Stated goal: Transcribe all of the data exactly. Omit the pictures.
── Input data
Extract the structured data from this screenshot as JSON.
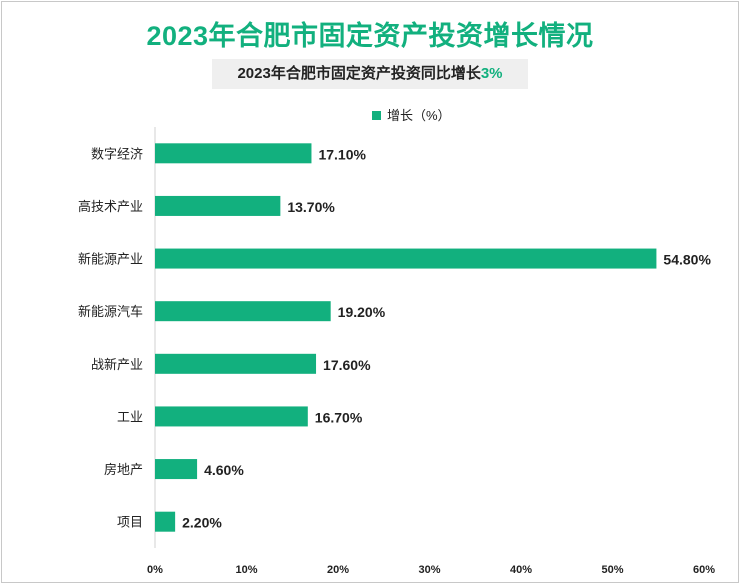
{
  "colors": {
    "accent": "#12b07e",
    "bar": "#12b07e"
  },
  "title": "2023年合肥市固定资产投资增长情况",
  "subtitle": {
    "prefix": "2023年合肥市固定资产投资同比增长",
    "highlight": "3%"
  },
  "chart_data": {
    "type": "bar",
    "orientation": "horizontal",
    "legend": {
      "label": "增长（%）",
      "position": "top"
    },
    "categories": [
      "数字经济",
      "高技术产业",
      "新能源产业",
      "新能源汽车",
      "战新产业",
      "工业",
      "房地产",
      "项目"
    ],
    "series": [
      {
        "name": "增长（%）",
        "values": [
          17.1,
          13.7,
          54.8,
          19.2,
          17.6,
          16.7,
          4.6,
          2.2
        ],
        "labels": [
          "17.10%",
          "13.70%",
          "54.80%",
          "19.20%",
          "17.60%",
          "16.70%",
          "4.60%",
          "2.20%"
        ]
      }
    ],
    "xlim": [
      0,
      60
    ],
    "xticks": [
      0,
      10,
      20,
      30,
      40,
      50,
      60
    ],
    "xtick_labels": [
      "0%",
      "10%",
      "20%",
      "30%",
      "40%",
      "50%",
      "60%"
    ],
    "grid": false
  }
}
────
Finished exercise:
Extract the structured data from this screenshot as JSON.
{
  "colors": {
    "accent": "#12b07e",
    "bar": "#12b07e"
  },
  "title": "2023年合肥市固定资产投资增长情况",
  "subtitle": {
    "prefix": "2023年合肥市固定资产投资同比增长",
    "highlight": "3%"
  },
  "chart_data": {
    "type": "bar",
    "orientation": "horizontal",
    "legend": {
      "label": "增长（%）",
      "position": "top"
    },
    "categories": [
      "数字经济",
      "高技术产业",
      "新能源产业",
      "新能源汽车",
      "战新产业",
      "工业",
      "房地产",
      "项目"
    ],
    "series": [
      {
        "name": "增长（%）",
        "values": [
          17.1,
          13.7,
          54.8,
          19.2,
          17.6,
          16.7,
          4.6,
          2.2
        ],
        "labels": [
          "17.10%",
          "13.70%",
          "54.80%",
          "19.20%",
          "17.60%",
          "16.70%",
          "4.60%",
          "2.20%"
        ]
      }
    ],
    "xlim": [
      0,
      60
    ],
    "xticks": [
      0,
      10,
      20,
      30,
      40,
      50,
      60
    ],
    "xtick_labels": [
      "0%",
      "10%",
      "20%",
      "30%",
      "40%",
      "50%",
      "60%"
    ],
    "grid": false
  }
}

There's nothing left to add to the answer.